[WHAT IS ASKED]:
Please quote the entries below word for word, keeping every line unchanged and in the same order.

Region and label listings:

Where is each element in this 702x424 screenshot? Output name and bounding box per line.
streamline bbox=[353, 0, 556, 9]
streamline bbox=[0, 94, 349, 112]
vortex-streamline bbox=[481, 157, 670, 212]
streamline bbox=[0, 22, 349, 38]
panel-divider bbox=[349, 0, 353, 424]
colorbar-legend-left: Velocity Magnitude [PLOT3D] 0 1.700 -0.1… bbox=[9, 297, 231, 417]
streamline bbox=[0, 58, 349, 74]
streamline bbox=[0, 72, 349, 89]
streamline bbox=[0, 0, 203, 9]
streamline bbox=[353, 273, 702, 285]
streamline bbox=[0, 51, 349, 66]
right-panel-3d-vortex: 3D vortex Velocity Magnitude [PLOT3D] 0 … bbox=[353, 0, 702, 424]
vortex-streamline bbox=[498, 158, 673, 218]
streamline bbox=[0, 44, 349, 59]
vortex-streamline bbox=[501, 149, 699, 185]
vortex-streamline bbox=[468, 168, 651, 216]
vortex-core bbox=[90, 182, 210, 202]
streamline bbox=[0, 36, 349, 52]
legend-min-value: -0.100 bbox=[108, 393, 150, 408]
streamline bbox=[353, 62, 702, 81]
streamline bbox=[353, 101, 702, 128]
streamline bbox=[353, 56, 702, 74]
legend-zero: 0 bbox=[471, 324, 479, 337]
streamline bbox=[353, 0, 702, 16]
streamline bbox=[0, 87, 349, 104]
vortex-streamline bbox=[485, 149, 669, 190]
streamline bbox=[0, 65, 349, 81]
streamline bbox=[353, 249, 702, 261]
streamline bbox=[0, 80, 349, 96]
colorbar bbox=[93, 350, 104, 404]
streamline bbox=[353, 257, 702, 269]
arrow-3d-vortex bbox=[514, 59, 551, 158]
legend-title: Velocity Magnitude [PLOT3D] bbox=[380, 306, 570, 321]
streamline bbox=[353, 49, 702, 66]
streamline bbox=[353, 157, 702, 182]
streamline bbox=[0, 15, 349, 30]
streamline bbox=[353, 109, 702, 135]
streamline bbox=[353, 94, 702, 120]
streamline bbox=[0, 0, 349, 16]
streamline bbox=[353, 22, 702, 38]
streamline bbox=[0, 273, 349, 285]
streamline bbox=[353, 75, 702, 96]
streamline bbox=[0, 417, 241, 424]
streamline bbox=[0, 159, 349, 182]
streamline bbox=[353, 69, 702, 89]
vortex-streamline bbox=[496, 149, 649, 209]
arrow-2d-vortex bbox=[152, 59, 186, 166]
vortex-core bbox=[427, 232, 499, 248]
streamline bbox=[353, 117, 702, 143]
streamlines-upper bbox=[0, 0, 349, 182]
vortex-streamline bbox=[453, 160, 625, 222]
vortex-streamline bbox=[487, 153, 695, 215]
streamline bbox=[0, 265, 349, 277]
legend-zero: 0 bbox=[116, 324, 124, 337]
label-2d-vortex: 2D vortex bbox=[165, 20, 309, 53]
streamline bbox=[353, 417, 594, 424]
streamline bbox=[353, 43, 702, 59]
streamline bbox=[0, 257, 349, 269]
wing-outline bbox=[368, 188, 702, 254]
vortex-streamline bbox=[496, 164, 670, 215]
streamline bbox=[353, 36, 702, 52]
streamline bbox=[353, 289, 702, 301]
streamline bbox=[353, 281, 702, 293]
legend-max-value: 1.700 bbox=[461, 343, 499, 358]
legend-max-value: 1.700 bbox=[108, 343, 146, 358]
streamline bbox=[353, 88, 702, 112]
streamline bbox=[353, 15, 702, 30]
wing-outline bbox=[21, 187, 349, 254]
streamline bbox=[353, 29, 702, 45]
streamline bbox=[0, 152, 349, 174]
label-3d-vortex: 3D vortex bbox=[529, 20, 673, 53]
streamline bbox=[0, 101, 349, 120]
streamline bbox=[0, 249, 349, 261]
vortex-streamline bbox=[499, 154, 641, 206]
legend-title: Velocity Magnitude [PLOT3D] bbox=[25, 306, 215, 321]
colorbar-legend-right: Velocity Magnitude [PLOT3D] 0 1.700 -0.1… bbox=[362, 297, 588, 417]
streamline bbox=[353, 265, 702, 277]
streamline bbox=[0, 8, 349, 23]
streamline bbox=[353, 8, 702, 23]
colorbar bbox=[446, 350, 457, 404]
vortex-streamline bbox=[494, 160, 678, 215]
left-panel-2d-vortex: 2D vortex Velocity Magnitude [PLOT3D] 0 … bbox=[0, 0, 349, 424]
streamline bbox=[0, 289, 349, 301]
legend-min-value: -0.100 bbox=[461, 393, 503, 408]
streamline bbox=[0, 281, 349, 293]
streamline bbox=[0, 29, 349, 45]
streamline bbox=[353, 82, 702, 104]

[OUTPUT OF THE EXERCISE]:
Where is each element in this 702x424 screenshot? Output name and bounding box per line.
streamline bbox=[353, 0, 556, 9]
streamline bbox=[0, 94, 349, 112]
vortex-streamline bbox=[481, 157, 670, 212]
streamline bbox=[0, 22, 349, 38]
panel-divider bbox=[349, 0, 353, 424]
colorbar-legend-left: Velocity Magnitude [PLOT3D] 0 1.700 -0.1… bbox=[9, 297, 231, 417]
streamline bbox=[0, 58, 349, 74]
streamline bbox=[0, 72, 349, 89]
streamline bbox=[0, 0, 203, 9]
streamline bbox=[353, 273, 702, 285]
streamline bbox=[0, 51, 349, 66]
right-panel-3d-vortex: 3D vortex Velocity Magnitude [PLOT3D] 0 … bbox=[353, 0, 702, 424]
vortex-streamline bbox=[498, 158, 673, 218]
streamline bbox=[0, 44, 349, 59]
vortex-streamline bbox=[501, 149, 699, 185]
vortex-streamline bbox=[468, 168, 651, 216]
vortex-core bbox=[90, 182, 210, 202]
streamline bbox=[0, 36, 349, 52]
legend-min-value: -0.100 bbox=[108, 393, 150, 408]
streamline bbox=[353, 62, 702, 81]
streamline bbox=[353, 101, 702, 128]
streamline bbox=[353, 56, 702, 74]
legend-zero: 0 bbox=[471, 324, 479, 337]
streamline bbox=[353, 0, 702, 16]
streamline bbox=[0, 87, 349, 104]
vortex-streamline bbox=[485, 149, 669, 190]
streamline bbox=[0, 65, 349, 81]
streamline bbox=[353, 249, 702, 261]
streamline bbox=[0, 80, 349, 96]
colorbar bbox=[93, 350, 104, 404]
streamline bbox=[353, 257, 702, 269]
arrow-3d-vortex bbox=[514, 59, 551, 158]
legend-title: Velocity Magnitude [PLOT3D] bbox=[380, 306, 570, 321]
streamline bbox=[353, 49, 702, 66]
streamline bbox=[353, 157, 702, 182]
streamline bbox=[0, 15, 349, 30]
streamline bbox=[353, 109, 702, 135]
streamline bbox=[353, 94, 702, 120]
streamline bbox=[0, 0, 349, 16]
streamline bbox=[353, 22, 702, 38]
streamline bbox=[0, 273, 349, 285]
streamline bbox=[353, 75, 702, 96]
streamline bbox=[0, 417, 241, 424]
streamline bbox=[0, 159, 349, 182]
streamline bbox=[353, 69, 702, 89]
vortex-streamline bbox=[496, 149, 649, 209]
arrow-2d-vortex bbox=[152, 59, 186, 166]
vortex-core bbox=[427, 232, 499, 248]
streamline bbox=[353, 117, 702, 143]
streamlines-upper bbox=[0, 0, 349, 182]
vortex-streamline bbox=[453, 160, 625, 222]
vortex-streamline bbox=[487, 153, 695, 215]
streamline bbox=[0, 265, 349, 277]
legend-zero: 0 bbox=[116, 324, 124, 337]
label-2d-vortex: 2D vortex bbox=[165, 20, 309, 53]
streamline bbox=[353, 417, 594, 424]
streamline bbox=[353, 43, 702, 59]
streamline bbox=[0, 257, 349, 269]
wing-outline bbox=[368, 188, 702, 254]
vortex-streamline bbox=[496, 164, 670, 215]
streamline bbox=[353, 36, 702, 52]
streamline bbox=[353, 289, 702, 301]
streamline bbox=[353, 281, 702, 293]
legend-max-value: 1.700 bbox=[461, 343, 499, 358]
legend-max-value: 1.700 bbox=[108, 343, 146, 358]
streamline bbox=[353, 88, 702, 112]
streamline bbox=[353, 15, 702, 30]
wing-outline bbox=[21, 187, 349, 254]
streamline bbox=[353, 29, 702, 45]
streamline bbox=[0, 152, 349, 174]
label-3d-vortex: 3D vortex bbox=[529, 20, 673, 53]
streamline bbox=[0, 101, 349, 120]
streamline bbox=[0, 249, 349, 261]
vortex-streamline bbox=[499, 154, 641, 206]
legend-title: Velocity Magnitude [PLOT3D] bbox=[25, 306, 215, 321]
colorbar-legend-right: Velocity Magnitude [PLOT3D] 0 1.700 -0.1… bbox=[362, 297, 588, 417]
streamline bbox=[353, 265, 702, 277]
streamline bbox=[0, 8, 349, 23]
streamline bbox=[353, 8, 702, 23]
colorbar bbox=[446, 350, 457, 404]
vortex-streamline bbox=[494, 160, 678, 215]
left-panel-2d-vortex: 2D vortex Velocity Magnitude [PLOT3D] 0 … bbox=[0, 0, 349, 424]
streamline bbox=[0, 289, 349, 301]
legend-min-value: -0.100 bbox=[461, 393, 503, 408]
streamline bbox=[0, 281, 349, 293]
streamline bbox=[0, 29, 349, 45]
streamline bbox=[353, 82, 702, 104]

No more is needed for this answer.